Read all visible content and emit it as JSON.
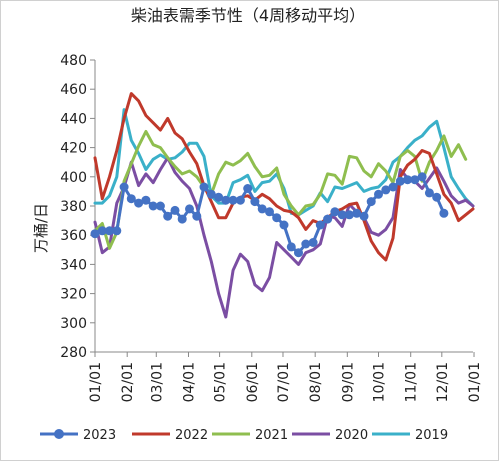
{
  "chart_data": {
    "type": "line",
    "title": "柴油表需季节性（4周移动平均）",
    "ylabel": "万桶/日",
    "xlabel": "",
    "ylim": [
      280,
      480
    ],
    "yticks": [
      280,
      300,
      320,
      340,
      360,
      380,
      400,
      420,
      440,
      460,
      480
    ],
    "xlim": [
      0,
      52
    ],
    "xticks": [
      {
        "pos": 0,
        "label": "01/01"
      },
      {
        "pos": 4.43,
        "label": "02/01"
      },
      {
        "pos": 8.43,
        "label": "03/01"
      },
      {
        "pos": 12.86,
        "label": "04/01"
      },
      {
        "pos": 17.14,
        "label": "05/01"
      },
      {
        "pos": 21.57,
        "label": "06/01"
      },
      {
        "pos": 25.86,
        "label": "07/01"
      },
      {
        "pos": 30.29,
        "label": "08/01"
      },
      {
        "pos": 34.71,
        "label": "09/01"
      },
      {
        "pos": 39.0,
        "label": "10/01"
      },
      {
        "pos": 43.43,
        "label": "11/01"
      },
      {
        "pos": 47.71,
        "label": "12/01"
      },
      {
        "pos": 52.14,
        "label": "01/01"
      }
    ],
    "grid": false,
    "legend": "bottom",
    "series": [
      {
        "name": "2023",
        "color": "#4472c4",
        "marker": true,
        "x": [
          0,
          1,
          2,
          3,
          4,
          5,
          6,
          7,
          8,
          9,
          10,
          11,
          12,
          13,
          14,
          15,
          16,
          17,
          18,
          19,
          20,
          21,
          22,
          23,
          24,
          25,
          26,
          27,
          28,
          29,
          30,
          31,
          32,
          33,
          34,
          35,
          36,
          37,
          38,
          39,
          40,
          41,
          42,
          43,
          44,
          45,
          46,
          47,
          48
        ],
        "values": [
          361,
          363,
          363,
          363,
          393,
          385,
          382,
          384,
          380,
          380,
          373,
          377,
          371,
          378,
          373,
          393,
          388,
          386,
          384,
          384,
          384,
          392,
          383,
          378,
          376,
          372,
          367,
          352,
          348,
          354,
          355,
          367,
          371,
          376,
          374,
          374,
          375,
          373,
          383,
          388,
          391,
          393,
          397,
          398,
          398,
          400,
          389,
          386,
          375
        ]
      },
      {
        "name": "2022",
        "color": "#c0392b",
        "marker": false,
        "x": [
          0,
          1,
          2,
          3,
          4,
          5,
          6,
          7,
          8,
          9,
          10,
          11,
          12,
          13,
          14,
          15,
          16,
          17,
          18,
          19,
          20,
          21,
          22,
          23,
          24,
          25,
          26,
          27,
          28,
          29,
          30,
          31,
          32,
          33,
          34,
          35,
          36,
          37,
          38,
          39,
          40,
          41,
          42,
          43,
          44,
          45,
          46,
          47,
          48,
          49,
          50,
          51,
          52
        ],
        "values": [
          413,
          385,
          400,
          418,
          440,
          457,
          452,
          442,
          437,
          432,
          440,
          430,
          426,
          417,
          409,
          394,
          383,
          372,
          372,
          382,
          386,
          387,
          384,
          388,
          385,
          380,
          377,
          376,
          372,
          364,
          370,
          368,
          372,
          376,
          378,
          381,
          382,
          370,
          356,
          348,
          343,
          358,
          400,
          408,
          412,
          418,
          416,
          402,
          388,
          382,
          370,
          374,
          378
        ]
      },
      {
        "name": "2021",
        "color": "#8fbe4f",
        "marker": false,
        "x": [
          0,
          1,
          2,
          3,
          4,
          5,
          6,
          7,
          8,
          9,
          10,
          11,
          12,
          13,
          14,
          15,
          16,
          17,
          18,
          19,
          20,
          21,
          22,
          23,
          24,
          25,
          26,
          27,
          28,
          29,
          30,
          31,
          32,
          33,
          34,
          35,
          36,
          37,
          38,
          39,
          40,
          41,
          42,
          43,
          44,
          45,
          46,
          47,
          48,
          49,
          50,
          51
        ],
        "values": [
          363,
          368,
          351,
          362,
          397,
          409,
          421,
          431,
          422,
          420,
          413,
          407,
          402,
          404,
          400,
          393,
          388,
          402,
          410,
          408,
          411,
          416,
          407,
          400,
          401,
          406,
          388,
          380,
          374,
          380,
          381,
          388,
          402,
          401,
          395,
          414,
          413,
          404,
          400,
          409,
          404,
          396,
          414,
          418,
          414,
          397,
          410,
          418,
          428,
          414,
          422,
          412
        ]
      },
      {
        "name": "2020",
        "color": "#7b4ea3",
        "marker": false,
        "x": [
          0,
          1,
          2,
          3,
          4,
          5,
          6,
          7,
          8,
          9,
          10,
          11,
          12,
          13,
          14,
          15,
          16,
          17,
          18,
          19,
          20,
          21,
          22,
          23,
          24,
          25,
          26,
          27,
          28,
          29,
          30,
          31,
          32,
          33,
          34,
          35,
          36,
          37,
          38,
          39,
          40,
          41,
          42,
          43,
          44,
          45,
          46,
          47,
          48,
          49,
          50,
          51,
          52
        ],
        "values": [
          369,
          348,
          352,
          382,
          393,
          410,
          394,
          402,
          396,
          405,
          413,
          403,
          397,
          392,
          380,
          360,
          342,
          320,
          304,
          336,
          347,
          342,
          326,
          322,
          331,
          355,
          350,
          345,
          340,
          348,
          350,
          354,
          373,
          372,
          366,
          381,
          376,
          372,
          362,
          360,
          364,
          372,
          405,
          399,
          397,
          392,
          399,
          406,
          397,
          387,
          382,
          384,
          380
        ]
      },
      {
        "name": "2019",
        "color": "#3ab0c9",
        "marker": false,
        "x": [
          0,
          1,
          2,
          3,
          4,
          5,
          6,
          7,
          8,
          9,
          10,
          11,
          12,
          13,
          14,
          15,
          16,
          17,
          18,
          19,
          20,
          21,
          22,
          23,
          24,
          25,
          26,
          27,
          28,
          29,
          30,
          31,
          32,
          33,
          34,
          35,
          36,
          37,
          38,
          39,
          40,
          41,
          42,
          43,
          44,
          45,
          46,
          47,
          48,
          49,
          50,
          51,
          52
        ],
        "values": [
          382,
          382,
          387,
          400,
          446,
          425,
          416,
          405,
          412,
          415,
          412,
          413,
          417,
          423,
          423,
          414,
          387,
          382,
          382,
          396,
          398,
          401,
          390,
          396,
          397,
          402,
          392,
          375,
          374,
          377,
          380,
          389,
          383,
          393,
          392,
          394,
          396,
          390,
          392,
          393,
          398,
          410,
          414,
          420,
          425,
          428,
          434,
          438,
          420,
          400,
          392,
          385,
          380
        ]
      }
    ]
  }
}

BRIEF
Repeat the data exactly in full, omitting its pictures.

THE OUTPUT
Read all visible content and emit it as JSON.
{
  "chart_data": {
    "type": "line",
    "title": "柴油表需季节性（4周移动平均）",
    "ylabel": "万桶/日",
    "xlabel": "",
    "ylim": [
      280,
      480
    ],
    "yticks": [
      280,
      300,
      320,
      340,
      360,
      380,
      400,
      420,
      440,
      460,
      480
    ],
    "xlim": [
      0,
      52
    ],
    "xticks": [
      {
        "pos": 0,
        "label": "01/01"
      },
      {
        "pos": 4.43,
        "label": "02/01"
      },
      {
        "pos": 8.43,
        "label": "03/01"
      },
      {
        "pos": 12.86,
        "label": "04/01"
      },
      {
        "pos": 17.14,
        "label": "05/01"
      },
      {
        "pos": 21.57,
        "label": "06/01"
      },
      {
        "pos": 25.86,
        "label": "07/01"
      },
      {
        "pos": 30.29,
        "label": "08/01"
      },
      {
        "pos": 34.71,
        "label": "09/01"
      },
      {
        "pos": 39.0,
        "label": "10/01"
      },
      {
        "pos": 43.43,
        "label": "11/01"
      },
      {
        "pos": 47.71,
        "label": "12/01"
      },
      {
        "pos": 52.14,
        "label": "01/01"
      }
    ],
    "grid": false,
    "legend": "bottom",
    "series": [
      {
        "name": "2023",
        "color": "#4472c4",
        "marker": true,
        "x": [
          0,
          1,
          2,
          3,
          4,
          5,
          6,
          7,
          8,
          9,
          10,
          11,
          12,
          13,
          14,
          15,
          16,
          17,
          18,
          19,
          20,
          21,
          22,
          23,
          24,
          25,
          26,
          27,
          28,
          29,
          30,
          31,
          32,
          33,
          34,
          35,
          36,
          37,
          38,
          39,
          40,
          41,
          42,
          43,
          44,
          45,
          46,
          47,
          48
        ],
        "values": [
          361,
          363,
          363,
          363,
          393,
          385,
          382,
          384,
          380,
          380,
          373,
          377,
          371,
          378,
          373,
          393,
          388,
          386,
          384,
          384,
          384,
          392,
          383,
          378,
          376,
          372,
          367,
          352,
          348,
          354,
          355,
          367,
          371,
          376,
          374,
          374,
          375,
          373,
          383,
          388,
          391,
          393,
          397,
          398,
          398,
          400,
          389,
          386,
          375
        ]
      },
      {
        "name": "2022",
        "color": "#c0392b",
        "marker": false,
        "x": [
          0,
          1,
          2,
          3,
          4,
          5,
          6,
          7,
          8,
          9,
          10,
          11,
          12,
          13,
          14,
          15,
          16,
          17,
          18,
          19,
          20,
          21,
          22,
          23,
          24,
          25,
          26,
          27,
          28,
          29,
          30,
          31,
          32,
          33,
          34,
          35,
          36,
          37,
          38,
          39,
          40,
          41,
          42,
          43,
          44,
          45,
          46,
          47,
          48,
          49,
          50,
          51,
          52
        ],
        "values": [
          413,
          385,
          400,
          418,
          440,
          457,
          452,
          442,
          437,
          432,
          440,
          430,
          426,
          417,
          409,
          394,
          383,
          372,
          372,
          382,
          386,
          387,
          384,
          388,
          385,
          380,
          377,
          376,
          372,
          364,
          370,
          368,
          372,
          376,
          378,
          381,
          382,
          370,
          356,
          348,
          343,
          358,
          400,
          408,
          412,
          418,
          416,
          402,
          388,
          382,
          370,
          374,
          378
        ]
      },
      {
        "name": "2021",
        "color": "#8fbe4f",
        "marker": false,
        "x": [
          0,
          1,
          2,
          3,
          4,
          5,
          6,
          7,
          8,
          9,
          10,
          11,
          12,
          13,
          14,
          15,
          16,
          17,
          18,
          19,
          20,
          21,
          22,
          23,
          24,
          25,
          26,
          27,
          28,
          29,
          30,
          31,
          32,
          33,
          34,
          35,
          36,
          37,
          38,
          39,
          40,
          41,
          42,
          43,
          44,
          45,
          46,
          47,
          48,
          49,
          50,
          51
        ],
        "values": [
          363,
          368,
          351,
          362,
          397,
          409,
          421,
          431,
          422,
          420,
          413,
          407,
          402,
          404,
          400,
          393,
          388,
          402,
          410,
          408,
          411,
          416,
          407,
          400,
          401,
          406,
          388,
          380,
          374,
          380,
          381,
          388,
          402,
          401,
          395,
          414,
          413,
          404,
          400,
          409,
          404,
          396,
          414,
          418,
          414,
          397,
          410,
          418,
          428,
          414,
          422,
          412
        ]
      },
      {
        "name": "2020",
        "color": "#7b4ea3",
        "marker": false,
        "x": [
          0,
          1,
          2,
          3,
          4,
          5,
          6,
          7,
          8,
          9,
          10,
          11,
          12,
          13,
          14,
          15,
          16,
          17,
          18,
          19,
          20,
          21,
          22,
          23,
          24,
          25,
          26,
          27,
          28,
          29,
          30,
          31,
          32,
          33,
          34,
          35,
          36,
          37,
          38,
          39,
          40,
          41,
          42,
          43,
          44,
          45,
          46,
          47,
          48,
          49,
          50,
          51,
          52
        ],
        "values": [
          369,
          348,
          352,
          382,
          393,
          410,
          394,
          402,
          396,
          405,
          413,
          403,
          397,
          392,
          380,
          360,
          342,
          320,
          304,
          336,
          347,
          342,
          326,
          322,
          331,
          355,
          350,
          345,
          340,
          348,
          350,
          354,
          373,
          372,
          366,
          381,
          376,
          372,
          362,
          360,
          364,
          372,
          405,
          399,
          397,
          392,
          399,
          406,
          397,
          387,
          382,
          384,
          380
        ]
      },
      {
        "name": "2019",
        "color": "#3ab0c9",
        "marker": false,
        "x": [
          0,
          1,
          2,
          3,
          4,
          5,
          6,
          7,
          8,
          9,
          10,
          11,
          12,
          13,
          14,
          15,
          16,
          17,
          18,
          19,
          20,
          21,
          22,
          23,
          24,
          25,
          26,
          27,
          28,
          29,
          30,
          31,
          32,
          33,
          34,
          35,
          36,
          37,
          38,
          39,
          40,
          41,
          42,
          43,
          44,
          45,
          46,
          47,
          48,
          49,
          50,
          51,
          52
        ],
        "values": [
          382,
          382,
          387,
          400,
          446,
          425,
          416,
          405,
          412,
          415,
          412,
          413,
          417,
          423,
          423,
          414,
          387,
          382,
          382,
          396,
          398,
          401,
          390,
          396,
          397,
          402,
          392,
          375,
          374,
          377,
          380,
          389,
          383,
          393,
          392,
          394,
          396,
          390,
          392,
          393,
          398,
          410,
          414,
          420,
          425,
          428,
          434,
          438,
          420,
          400,
          392,
          385,
          380
        ]
      }
    ]
  }
}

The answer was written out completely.